EXERCISE — Transcribe each line of the records below exactly, excluding any embedded images.

GIVEN RECORDS —
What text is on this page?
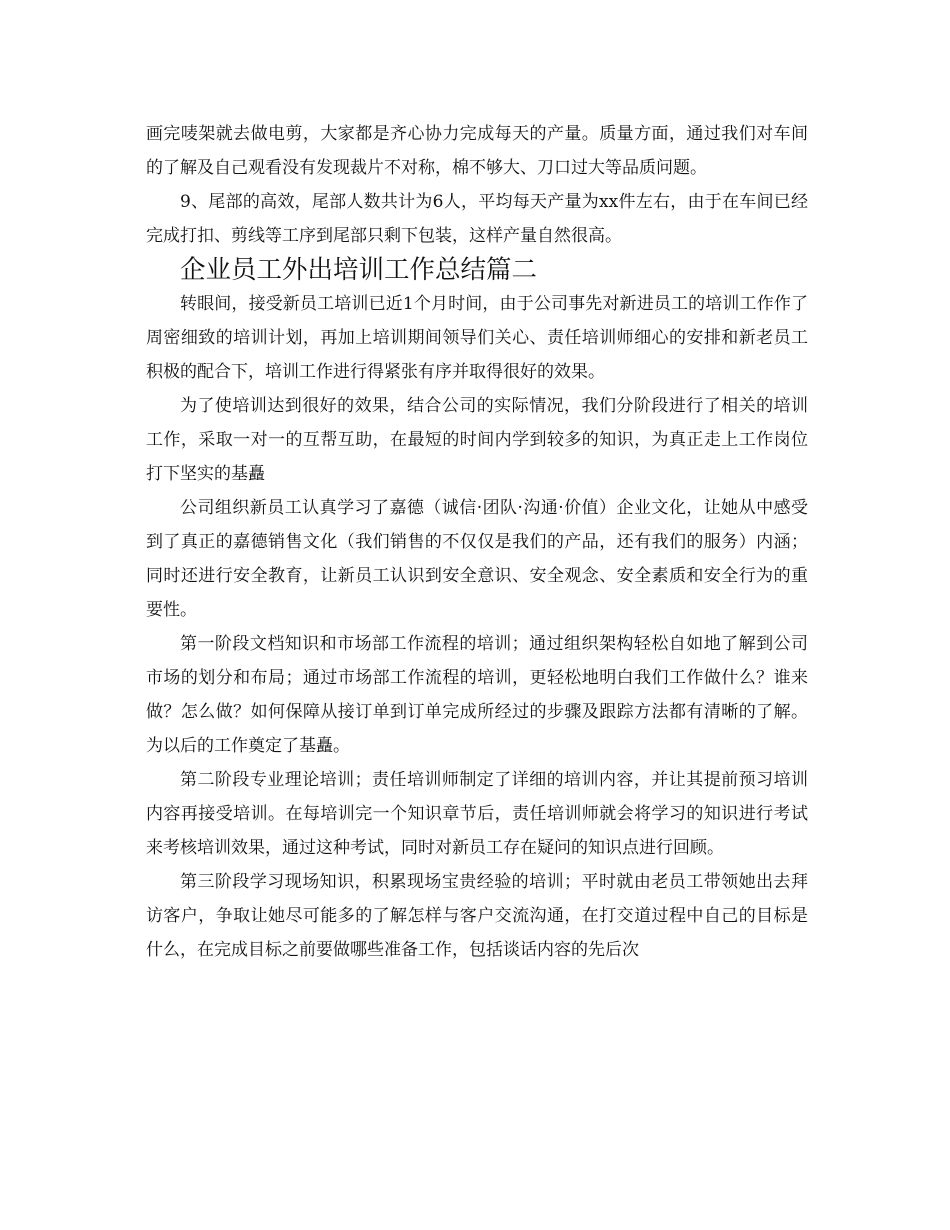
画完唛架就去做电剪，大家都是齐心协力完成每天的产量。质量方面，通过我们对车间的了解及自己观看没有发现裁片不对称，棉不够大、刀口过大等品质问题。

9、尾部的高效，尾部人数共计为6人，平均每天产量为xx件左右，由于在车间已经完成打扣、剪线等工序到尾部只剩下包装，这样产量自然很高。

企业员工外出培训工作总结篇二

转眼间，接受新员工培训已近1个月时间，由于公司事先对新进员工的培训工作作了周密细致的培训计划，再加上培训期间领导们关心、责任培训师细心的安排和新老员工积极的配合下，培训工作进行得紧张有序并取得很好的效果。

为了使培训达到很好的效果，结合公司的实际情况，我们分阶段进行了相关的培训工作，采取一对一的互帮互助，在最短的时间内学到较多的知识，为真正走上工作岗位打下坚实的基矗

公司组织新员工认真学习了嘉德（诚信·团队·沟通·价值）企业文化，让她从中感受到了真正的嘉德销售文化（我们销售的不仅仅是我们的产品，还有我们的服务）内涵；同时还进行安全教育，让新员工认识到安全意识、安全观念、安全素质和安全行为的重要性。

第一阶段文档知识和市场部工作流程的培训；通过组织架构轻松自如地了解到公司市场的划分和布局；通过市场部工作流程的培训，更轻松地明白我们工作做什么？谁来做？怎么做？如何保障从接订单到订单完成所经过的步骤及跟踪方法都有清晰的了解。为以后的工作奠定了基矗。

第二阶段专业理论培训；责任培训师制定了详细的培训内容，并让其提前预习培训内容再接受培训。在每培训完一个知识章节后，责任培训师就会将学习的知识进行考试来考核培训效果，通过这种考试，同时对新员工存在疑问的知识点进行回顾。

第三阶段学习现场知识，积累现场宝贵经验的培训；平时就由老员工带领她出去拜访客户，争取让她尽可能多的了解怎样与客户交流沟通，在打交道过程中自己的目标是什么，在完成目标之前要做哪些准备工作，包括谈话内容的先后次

PROBLEM SOLUTION —
What text is on this page?
画完唛架就去做电剪，大家都是齐心协力完成每天的产量。质量方面，通过我们对车间的了解及自己观看没有发现裁片不对称，棉不够大、刀口过大等品质问题。

9、尾部的高效，尾部人数共计为6人，平均每天产量为xx件左右，由于在车间已经完成打扣、剪线等工序到尾部只剩下包装，这样产量自然很高。

企业员工外出培训工作总结篇二

转眼间，接受新员工培训已近1个月时间，由于公司事先对新进员工的培训工作作了周密细致的培训计划，再加上培训期间领导们关心、责任培训师细心的安排和新老员工积极的配合下，培训工作进行得紧张有序并取得很好的效果。

为了使培训达到很好的效果，结合公司的实际情况，我们分阶段进行了相关的培训工作，采取一对一的互帮互助，在最短的时间内学到较多的知识，为真正走上工作岗位打下坚实的基矗

公司组织新员工认真学习了嘉德（诚信·团队·沟通·价值）企业文化，让她从中感受到了真正的嘉德销售文化（我们销售的不仅仅是我们的产品，还有我们的服务）内涵；同时还进行安全教育，让新员工认识到安全意识、安全观念、安全素质和安全行为的重要性。

第一阶段文档知识和市场部工作流程的培训；通过组织架构轻松自如地了解到公司市场的划分和布局；通过市场部工作流程的培训，更轻松地明白我们工作做什么？谁来做？怎么做？如何保障从接订单到订单完成所经过的步骤及跟踪方法都有清晰的了解。为以后的工作奠定了基矗。

第二阶段专业理论培训；责任培训师制定了详细的培训内容，并让其提前预习培训内容再接受培训。在每培训完一个知识章节后，责任培训师就会将学习的知识进行考试来考核培训效果，通过这种考试，同时对新员工存在疑问的知识点进行回顾。

第三阶段学习现场知识，积累现场宝贵经验的培训；平时就由老员工带领她出去拜访客户，争取让她尽可能多的了解怎样与客户交流沟通，在打交道过程中自己的目标是什么，在完成目标之前要做哪些准备工作，包括谈话内容的先后次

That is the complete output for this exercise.